## MATERIAL SUPPLIED
*****

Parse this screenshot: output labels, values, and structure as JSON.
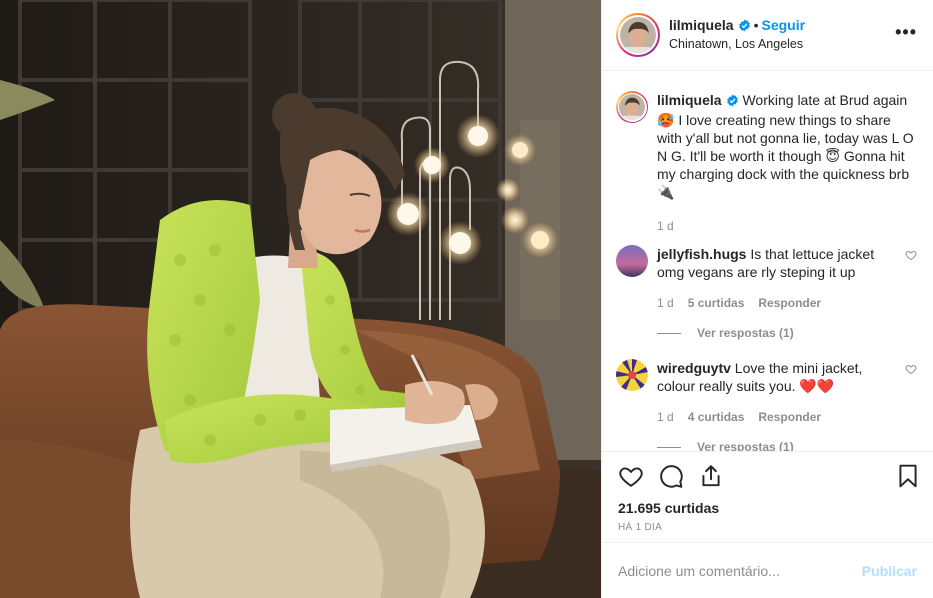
{
  "header": {
    "username": "lilmiquela",
    "separator": "•",
    "follow_label": "Seguir",
    "location": "Chinatown, Los Angeles",
    "more_label": "•••"
  },
  "caption": {
    "username": "lilmiquela",
    "text": "Working late at Brud again 🥵 I love creating new things to share with y'all but not gonna lie, today was L O N G. It'll be worth it though 😇 Gonna hit my charging dock with the quickness brb 🔌",
    "age": "1 d"
  },
  "comments": [
    {
      "username": "jellyfish.hugs",
      "text": "Is that lettuce jacket omg vegans are rly steping it up",
      "age": "1 d",
      "likes": "5 curtidas",
      "reply_label": "Responder",
      "view_replies": "Ver respostas (1)"
    },
    {
      "username": "wiredguytv",
      "text": "Love the mini jacket, colour really suits you. ❤️❤️",
      "age": "1 d",
      "likes": "4 curtidas",
      "reply_label": "Responder",
      "view_replies": "Ver respostas (1)"
    }
  ],
  "actions": {
    "like_icon": "heart-icon",
    "comment_icon": "comment-icon",
    "share_icon": "share-icon",
    "save_icon": "bookmark-icon"
  },
  "likes_count": "21.695 curtidas",
  "posted_ago": "HÁ 1 DIA",
  "add_comment": {
    "placeholder": "Adicione um comentário...",
    "publish_label": "Publicar"
  },
  "colors": {
    "accent": "#0095f6",
    "muted": "#8e8e8e",
    "publish_disabled": "#b2dffc",
    "jacket": "#b8d84a"
  }
}
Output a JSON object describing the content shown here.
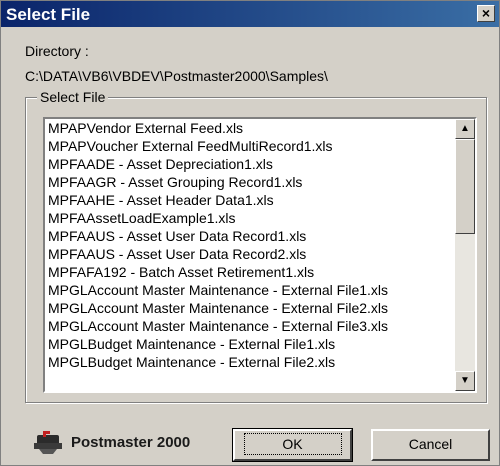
{
  "window": {
    "title": "Select File",
    "close_label": "×"
  },
  "directory": {
    "label": "Directory :",
    "path": "C:\\DATA\\VB6\\VBDEV\\Postmaster2000\\Samples\\"
  },
  "group": {
    "label": "Select File"
  },
  "files": [
    "MPAPVendor External Feed.xls",
    "MPAPVoucher External FeedMultiRecord1.xls",
    "MPFAADE - Asset Depreciation1.xls",
    "MPFAAGR - Asset Grouping Record1.xls",
    "MPFAAHE - Asset Header Data1.xls",
    "MPFAAssetLoadExample1.xls",
    "MPFAAUS - Asset User Data Record1.xls",
    "MPFAAUS - Asset User Data Record2.xls",
    "MPFAFA192 - Batch Asset Retirement1.xls",
    "MPGLAccount Master Maintenance - External File1.xls",
    "MPGLAccount Master Maintenance - External File2.xls",
    "MPGLAccount Master Maintenance - External File3.xls",
    "MPGLBudget Maintenance - External File1.xls",
    "MPGLBudget Maintenance - External File2.xls"
  ],
  "scroll": {
    "position": 0.0,
    "visible_fraction": 0.41
  },
  "logo": {
    "text": "Postmaster 2000",
    "icon": "mailbox-icon"
  },
  "buttons": {
    "ok_label": "OK",
    "cancel_label": "Cancel"
  }
}
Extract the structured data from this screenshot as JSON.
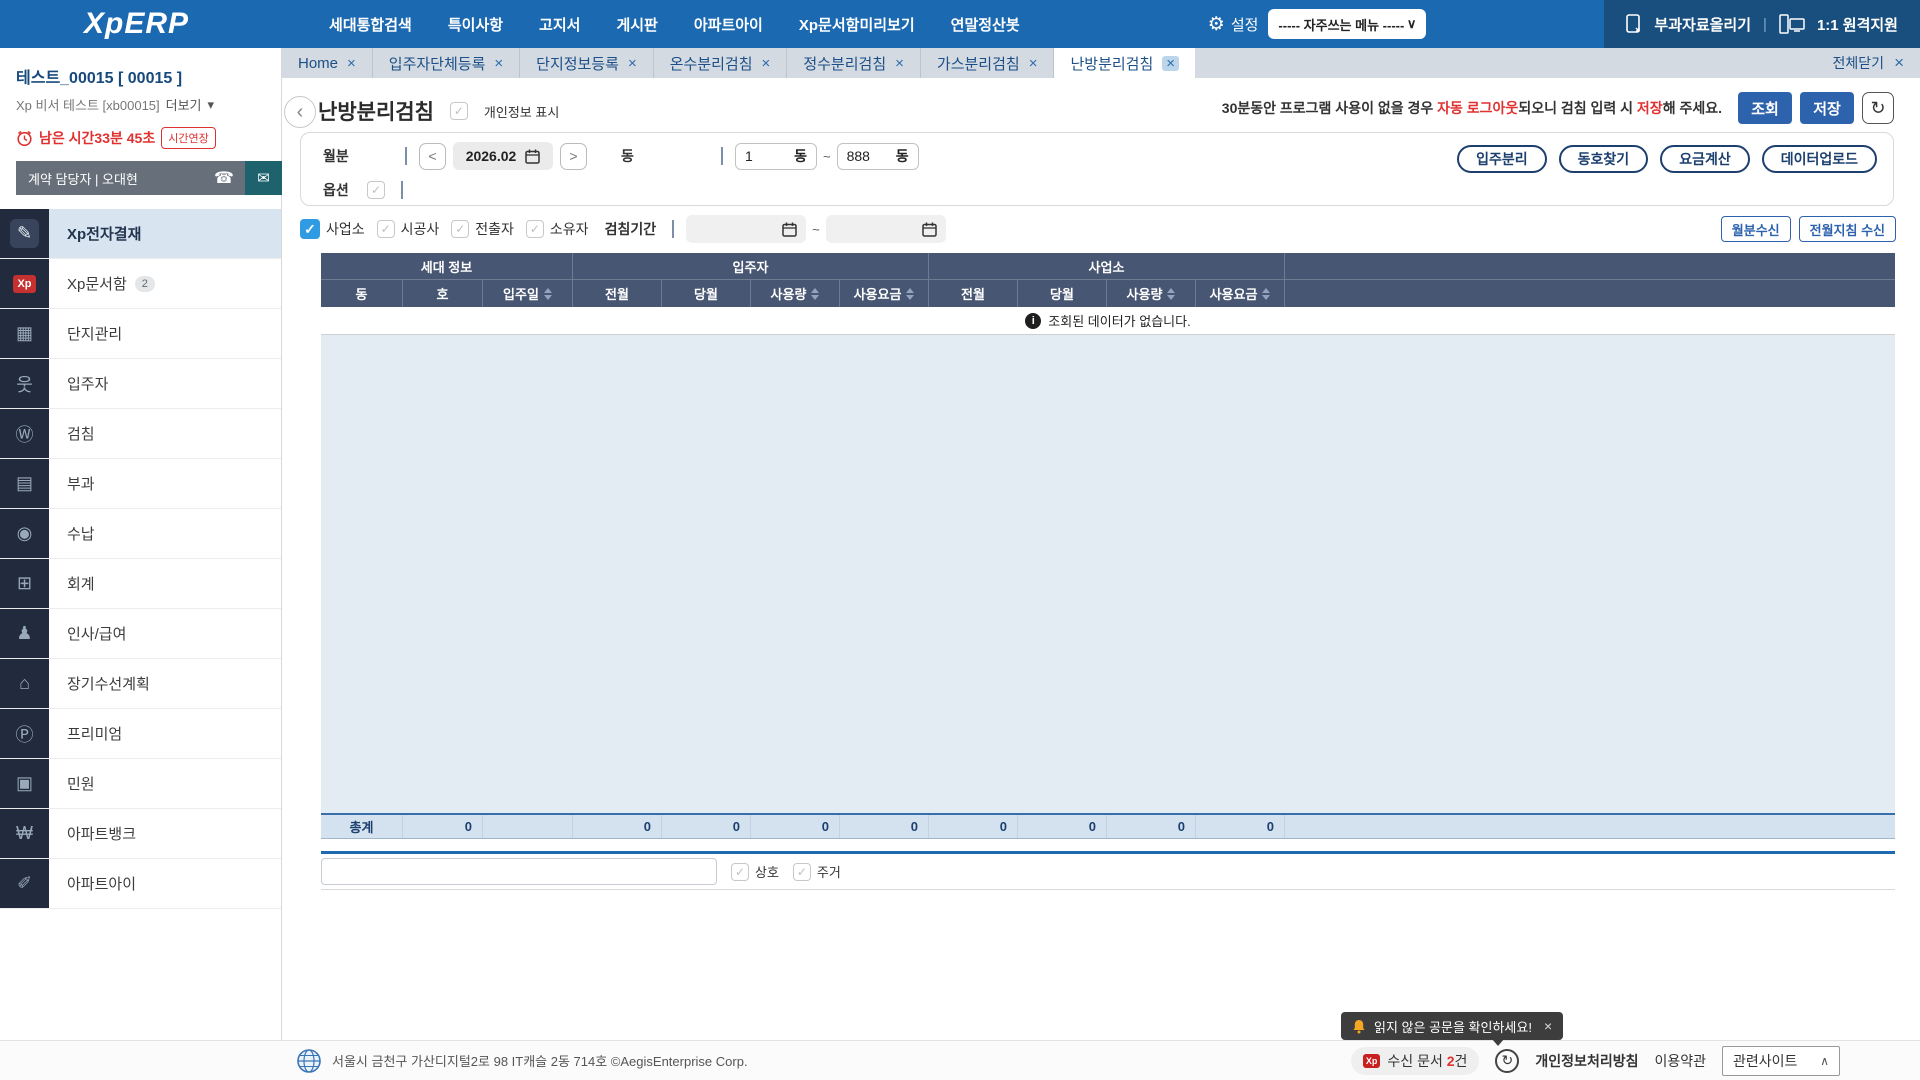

*****

## EXERCISE DETAILS
Without including any pictures, print all of the material exactly as given.

## COMPLETE OUTPUT
Parse this screenshot: output labels, values, and structure as JSON.
{
  "header": {
    "username": "lilmiquela",
    "separator": "•",
    "follow_label": "Seguir",
    "location": "Chinatown, Los Angeles",
    "more_label": "•••"
  },
  "caption": {
    "username": "lilmiquela",
    "text": "Working late at Brud again 🥵 I love creating new things to share with y'all but not gonna lie, today was L O N G. It'll be worth it though 😇 Gonna hit my charging dock with the quickness brb 🔌",
    "age": "1 d"
  },
  "comments": [
    {
      "username": "jellyfish.hugs",
      "text": "Is that lettuce jacket omg vegans are rly steping it up",
      "age": "1 d",
      "likes": "5 curtidas",
      "reply_label": "Responder",
      "view_replies": "Ver respostas (1)"
    },
    {
      "username": "wiredguytv",
      "text": "Love the mini jacket, colour really suits you. ❤️❤️",
      "age": "1 d",
      "likes": "4 curtidas",
      "reply_label": "Responder",
      "view_replies": "Ver respostas (1)"
    }
  ],
  "actions": {
    "like_icon": "heart-icon",
    "comment_icon": "comment-icon",
    "share_icon": "share-icon",
    "save_icon": "bookmark-icon"
  },
  "likes_count": "21.695 curtidas",
  "posted_ago": "HÁ 1 DIA",
  "add_comment": {
    "placeholder": "Adicione um comentário...",
    "publish_label": "Publicar"
  },
  "colors": {
    "accent": "#0095f6",
    "muted": "#8e8e8e",
    "publish_disabled": "#b2dffc",
    "jacket": "#b8d84a"
  }
}
Output a JSON object describing the content shown here.
{
  "window": {
    "title": "Select File",
    "close_label": "×"
  },
  "directory": {
    "label": "Directory :",
    "path": "C:\\DATA\\VB6\\VBDEV\\Postmaster2000\\Samples\\"
  },
  "group": {
    "label": "Select File"
  },
  "files": [
    "MPAPVendor External Feed.xls",
    "MPAPVoucher External FeedMultiRecord1.xls",
    "MPFAADE - Asset Depreciation1.xls",
    "MPFAAGR - Asset Grouping Record1.xls",
    "MPFAAHE - Asset Header Data1.xls",
    "MPFAAssetLoadExample1.xls",
    "MPFAAUS - Asset User Data Record1.xls",
    "MPFAAUS - Asset User Data Record2.xls",
    "MPFAFA192 - Batch Asset Retirement1.xls",
    "MPGLAccount Master Maintenance - External File1.xls",
    "MPGLAccount Master Maintenance - External File2.xls",
    "MPGLAccount Master Maintenance - External File3.xls",
    "MPGLBudget Maintenance - External File1.xls",
    "MPGLBudget Maintenance - External File2.xls"
  ],
  "scroll": {
    "position": 0.0,
    "visible_fraction": 0.41
  },
  "logo": {
    "text": "Postmaster 2000",
    "icon": "mailbox-icon"
  },
  "buttons": {
    "ok_label": "OK",
    "cancel_label": "Cancel"
  }
}
Extract the structured data from this screenshot as JSON.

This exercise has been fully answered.